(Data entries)

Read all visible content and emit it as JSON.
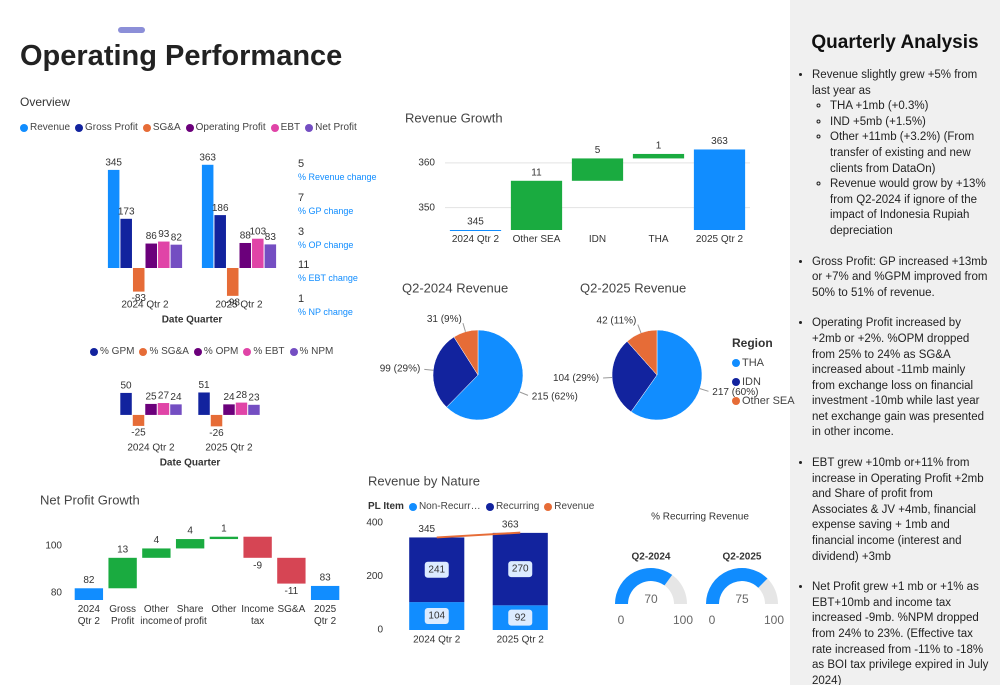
{
  "page_title": "Operating Performance",
  "section_label": "Overview",
  "changes": [
    {
      "value": 5,
      "label": "% Revenue change"
    },
    {
      "value": 7,
      "label": "% GP change"
    },
    {
      "value": 3,
      "label": "% OP change"
    },
    {
      "value": 11,
      "label": "% EBT change"
    },
    {
      "value": 1,
      "label": "% NP change"
    }
  ],
  "chart_data": [
    {
      "type": "grouped-bar",
      "categories": [
        "2024 Qtr 2",
        "2025 Qtr 2"
      ],
      "x_label": "Date Quarter",
      "data_labels": true,
      "ylim": [
        -102,
        415
      ],
      "series": [
        {
          "name": "Revenue",
          "color": "#118dff",
          "values": [
            345,
            363
          ]
        },
        {
          "name": "Gross Profit",
          "color": "#12239e",
          "values": [
            173,
            186
          ]
        },
        {
          "name": "SG&A",
          "color": "#e66c37",
          "values": [
            -83,
            -98
          ]
        },
        {
          "name": "Operating Profit",
          "color": "#6b007b",
          "values": [
            86,
            88
          ]
        },
        {
          "name": "EBT",
          "color": "#e044a7",
          "values": [
            93,
            103
          ]
        },
        {
          "name": "Net Profit",
          "color": "#744ec2",
          "values": [
            82,
            83
          ]
        }
      ]
    },
    {
      "type": "grouped-bar",
      "categories": [
        "2024 Qtr 2",
        "2025 Qtr 2"
      ],
      "x_label": "Date Quarter",
      "data_labels": true,
      "ylim": [
        -57,
        68
      ],
      "series": [
        {
          "name": "% GPM",
          "color": "#12239e",
          "values": [
            50,
            51
          ]
        },
        {
          "name": "% SG&A",
          "color": "#e66c37",
          "values": [
            -25,
            -26
          ]
        },
        {
          "name": "% OPM",
          "color": "#6b007b",
          "values": [
            25,
            24
          ]
        },
        {
          "name": "% EBT",
          "color": "#e044a7",
          "values": [
            27,
            28
          ]
        },
        {
          "name": "% NPM",
          "color": "#744ec2",
          "values": [
            24,
            23
          ]
        }
      ]
    },
    {
      "type": "waterfall",
      "title": "Revenue Growth",
      "categories": [
        "2024 Qtr 2",
        "Other SEA",
        "IDN",
        "THA",
        "2025 Qtr 2"
      ],
      "values": [
        345,
        11,
        5,
        1,
        363
      ],
      "totals": [
        true,
        false,
        false,
        false,
        true
      ],
      "total_color": "#118dff",
      "increase_color": "#1aab40",
      "decrease_color": "#d64554",
      "ylim": [
        345,
        364
      ],
      "yticks": [
        350,
        360
      ],
      "grid": true
    },
    {
      "type": "pie",
      "title": "Q2-2024 Revenue",
      "categories": [
        "THA",
        "IDN",
        "Other SEA"
      ],
      "values": [
        215,
        99,
        31
      ],
      "value_labels": [
        "215 (62%)",
        "99 (29%)",
        "31 (9%)"
      ],
      "colors": [
        "#118dff",
        "#12239e",
        "#e66c37"
      ],
      "legend": false
    },
    {
      "type": "pie",
      "title": "Q2-2025 Revenue",
      "categories": [
        "THA",
        "IDN",
        "Other SEA"
      ],
      "values": [
        217,
        104,
        42
      ],
      "value_labels": [
        "217 (60%)",
        "104 (29%)",
        "42 (11%)"
      ],
      "colors": [
        "#118dff",
        "#12239e",
        "#e66c37"
      ],
      "legend": true,
      "legend_title": "Region"
    },
    {
      "type": "waterfall",
      "title": "Net Profit Growth",
      "categories": [
        "2024 Qtr 2",
        "Gross Profit",
        "Other income",
        "Share of profit",
        "Other",
        "Income tax",
        "SG&A",
        "2025 Qtr 2"
      ],
      "values": [
        82,
        13,
        4,
        4,
        1,
        -9,
        -11,
        83
      ],
      "totals": [
        true,
        false,
        false,
        false,
        false,
        false,
        false,
        true
      ],
      "total_color": "#118dff",
      "increase_color": "#1aab40",
      "decrease_color": "#d64554",
      "ylim": [
        77,
        109
      ],
      "yticks": [
        80,
        100
      ],
      "grid": false
    },
    {
      "type": "stacked-bar-line",
      "title": "Revenue by Nature",
      "legend_title": "PL Item",
      "categories": [
        "2024 Qtr 2",
        "2025 Qtr 2"
      ],
      "series": [
        {
          "name": "Non-Recurring",
          "color": "#118dff",
          "values": [
            104,
            92
          ]
        },
        {
          "name": "Recurring",
          "color": "#12239e",
          "values": [
            241,
            270
          ]
        },
        {
          "name": "Revenue",
          "color": "#e66c37",
          "values": [
            345,
            363
          ],
          "kind": "line"
        }
      ],
      "ylim": [
        0,
        410
      ],
      "yticks": [
        0,
        200,
        400
      ]
    },
    {
      "type": "gauge",
      "title": "% Recurring Revenue",
      "color": "#118dff",
      "gauges": [
        {
          "name": "Q2-2024",
          "value": 70,
          "min": 0,
          "max": 100
        },
        {
          "name": "Q2-2025",
          "value": 75,
          "min": 0,
          "max": 100
        }
      ]
    }
  ],
  "analysis": {
    "title": "Quarterly Analysis",
    "items": [
      {
        "text": "Revenue slightly grew +5% from last year as",
        "subitems": [
          "THA +1mb (+0.3%)",
          "IND +5mb (+1.5%)",
          "Other +11mb (+3.2%) (From transfer of existing and new clients from DataOn)",
          "Revenue would grow by +13% from Q2-2024 if ignore of the impact of Indonesia Rupiah depreciation"
        ]
      },
      {
        "text": "Gross Profit: GP increased +13mb or +7% and %GPM improved from 50% to 51% of revenue."
      },
      {
        "text": "Operating Profit increased by +2mb or +2%. %OPM dropped from 25% to 24% as SG&A increased about -11mb mainly from exchange loss on financial investment -10mb while last year net exchange gain was presented in other income."
      },
      {
        "text": "EBT grew +10mb or+11% from increase in Operating Profit +2mb and Share of profit from Associates & JV +4mb, financial expense saving + 1mb and financial income (interest and dividend) +3mb"
      },
      {
        "text": "Net Profit grew +1 mb or +1% as EBT+10mb and income tax increased -9mb. %NPM dropped from 24% to 23%. (Effective tax rate increased from -11% to -18% as BOI tax privilege expired in July 2024)"
      }
    ]
  }
}
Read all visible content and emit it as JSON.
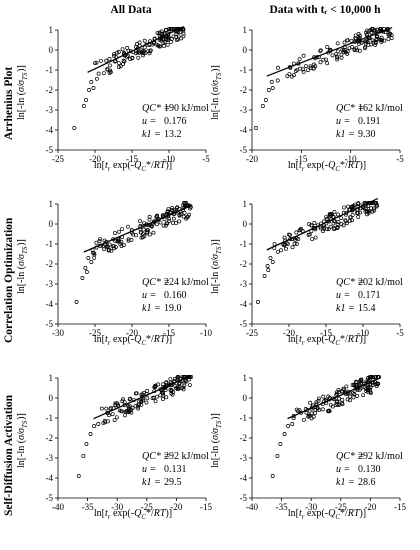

**PROBLEM STATEMENT:**
Leave out the pictures and copy the rest of the material above exactly.

**ANSWER FOR THE TASK:**
Read all visible content and emit it as JSON.
{
  "page_title": "Operating Performance",
  "section_label": "Overview",
  "changes": [
    {
      "value": 5,
      "label": "% Revenue change"
    },
    {
      "value": 7,
      "label": "% GP change"
    },
    {
      "value": 3,
      "label": "% OP change"
    },
    {
      "value": 11,
      "label": "% EBT change"
    },
    {
      "value": 1,
      "label": "% NP change"
    }
  ],
  "chart_data": [
    {
      "type": "grouped-bar",
      "categories": [
        "2024 Qtr 2",
        "2025 Qtr 2"
      ],
      "x_label": "Date Quarter",
      "data_labels": true,
      "ylim": [
        -102,
        415
      ],
      "series": [
        {
          "name": "Revenue",
          "color": "#118dff",
          "values": [
            345,
            363
          ]
        },
        {
          "name": "Gross Profit",
          "color": "#12239e",
          "values": [
            173,
            186
          ]
        },
        {
          "name": "SG&A",
          "color": "#e66c37",
          "values": [
            -83,
            -98
          ]
        },
        {
          "name": "Operating Profit",
          "color": "#6b007b",
          "values": [
            86,
            88
          ]
        },
        {
          "name": "EBT",
          "color": "#e044a7",
          "values": [
            93,
            103
          ]
        },
        {
          "name": "Net Profit",
          "color": "#744ec2",
          "values": [
            82,
            83
          ]
        }
      ]
    },
    {
      "type": "grouped-bar",
      "categories": [
        "2024 Qtr 2",
        "2025 Qtr 2"
      ],
      "x_label": "Date Quarter",
      "data_labels": true,
      "ylim": [
        -57,
        68
      ],
      "series": [
        {
          "name": "% GPM",
          "color": "#12239e",
          "values": [
            50,
            51
          ]
        },
        {
          "name": "% SG&A",
          "color": "#e66c37",
          "values": [
            -25,
            -26
          ]
        },
        {
          "name": "% OPM",
          "color": "#6b007b",
          "values": [
            25,
            24
          ]
        },
        {
          "name": "% EBT",
          "color": "#e044a7",
          "values": [
            27,
            28
          ]
        },
        {
          "name": "% NPM",
          "color": "#744ec2",
          "values": [
            24,
            23
          ]
        }
      ]
    },
    {
      "type": "waterfall",
      "title": "Revenue Growth",
      "categories": [
        "2024 Qtr 2",
        "Other SEA",
        "IDN",
        "THA",
        "2025 Qtr 2"
      ],
      "values": [
        345,
        11,
        5,
        1,
        363
      ],
      "totals": [
        true,
        false,
        false,
        false,
        true
      ],
      "total_color": "#118dff",
      "increase_color": "#1aab40",
      "decrease_color": "#d64554",
      "ylim": [
        345,
        364
      ],
      "yticks": [
        350,
        360
      ],
      "grid": true
    },
    {
      "type": "pie",
      "title": "Q2-2024 Revenue",
      "categories": [
        "THA",
        "IDN",
        "Other SEA"
      ],
      "values": [
        215,
        99,
        31
      ],
      "value_labels": [
        "215 (62%)",
        "99 (29%)",
        "31 (9%)"
      ],
      "colors": [
        "#118dff",
        "#12239e",
        "#e66c37"
      ],
      "legend": false
    },
    {
      "type": "pie",
      "title": "Q2-2025 Revenue",
      "categories": [
        "THA",
        "IDN",
        "Other SEA"
      ],
      "values": [
        217,
        104,
        42
      ],
      "value_labels": [
        "217 (60%)",
        "104 (29%)",
        "42 (11%)"
      ],
      "colors": [
        "#118dff",
        "#12239e",
        "#e66c37"
      ],
      "legend": true,
      "legend_title": "Region"
    },
    {
      "type": "waterfall",
      "title": "Net Profit Growth",
      "categories": [
        "2024 Qtr 2",
        "Gross Profit",
        "Other income",
        "Share of profit",
        "Other",
        "Income tax",
        "SG&A",
        "2025 Qtr 2"
      ],
      "values": [
        82,
        13,
        4,
        4,
        1,
        -9,
        -11,
        83
      ],
      "totals": [
        true,
        false,
        false,
        false,
        false,
        false,
        false,
        true
      ],
      "total_color": "#118dff",
      "increase_color": "#1aab40",
      "decrease_color": "#d64554",
      "ylim": [
        77,
        109
      ],
      "yticks": [
        80,
        100
      ],
      "grid": false
    },
    {
      "type": "stacked-bar-line",
      "title": "Revenue by Nature",
      "legend_title": "PL Item",
      "categories": [
        "2024 Qtr 2",
        "2025 Qtr 2"
      ],
      "series": [
        {
          "name": "Non-Recurring",
          "color": "#118dff",
          "values": [
            104,
            92
          ]
        },
        {
          "name": "Recurring",
          "color": "#12239e",
          "values": [
            241,
            270
          ]
        },
        {
          "name": "Revenue",
          "color": "#e66c37",
          "values": [
            345,
            363
          ],
          "kind": "line"
        }
      ],
      "ylim": [
        0,
        410
      ],
      "yticks": [
        0,
        200,
        400
      ]
    },
    {
      "type": "gauge",
      "title": "% Recurring Revenue",
      "color": "#118dff",
      "gauges": [
        {
          "name": "Q2-2024",
          "value": 70,
          "min": 0,
          "max": 100
        },
        {
          "name": "Q2-2025",
          "value": 75,
          "min": 0,
          "max": 100
        }
      ]
    }
  ],
  "analysis": {
    "title": "Quarterly Analysis",
    "items": [
      {
        "text": "Revenue slightly grew +5% from last year as",
        "subitems": [
          "THA +1mb (+0.3%)",
          "IND +5mb (+1.5%)",
          "Other +11mb (+3.2%) (From transfer of existing and new clients from DataOn)",
          "Revenue would grow by +13% from Q2-2024 if ignore of the impact of Indonesia Rupiah depreciation"
        ]
      },
      {
        "text": "Gross Profit: GP increased +13mb or +7% and %GPM improved from 50% to 51% of revenue."
      },
      {
        "text": "Operating Profit increased by +2mb or +2%. %OPM dropped from 25% to 24% as SG&A increased about -11mb mainly from exchange loss on financial investment -10mb while last year net exchange gain was presented in other income."
      },
      {
        "text": "EBT grew +10mb or+11% from increase in Operating Profit +2mb and Share of profit from Associates & JV +4mb, financial expense saving + 1mb and financial income (interest and dividend) +3mb"
      },
      {
        "text": "Net Profit grew +1 mb or +1% as EBT+10mb and income tax increased -9mb. %NPM dropped from 24% to 23%. (Effective tax rate increased from -11% to -18% as BOI tax privilege expired in July 2024)"
      }
    ]
  }
}
Read all visible content and emit it as JSON.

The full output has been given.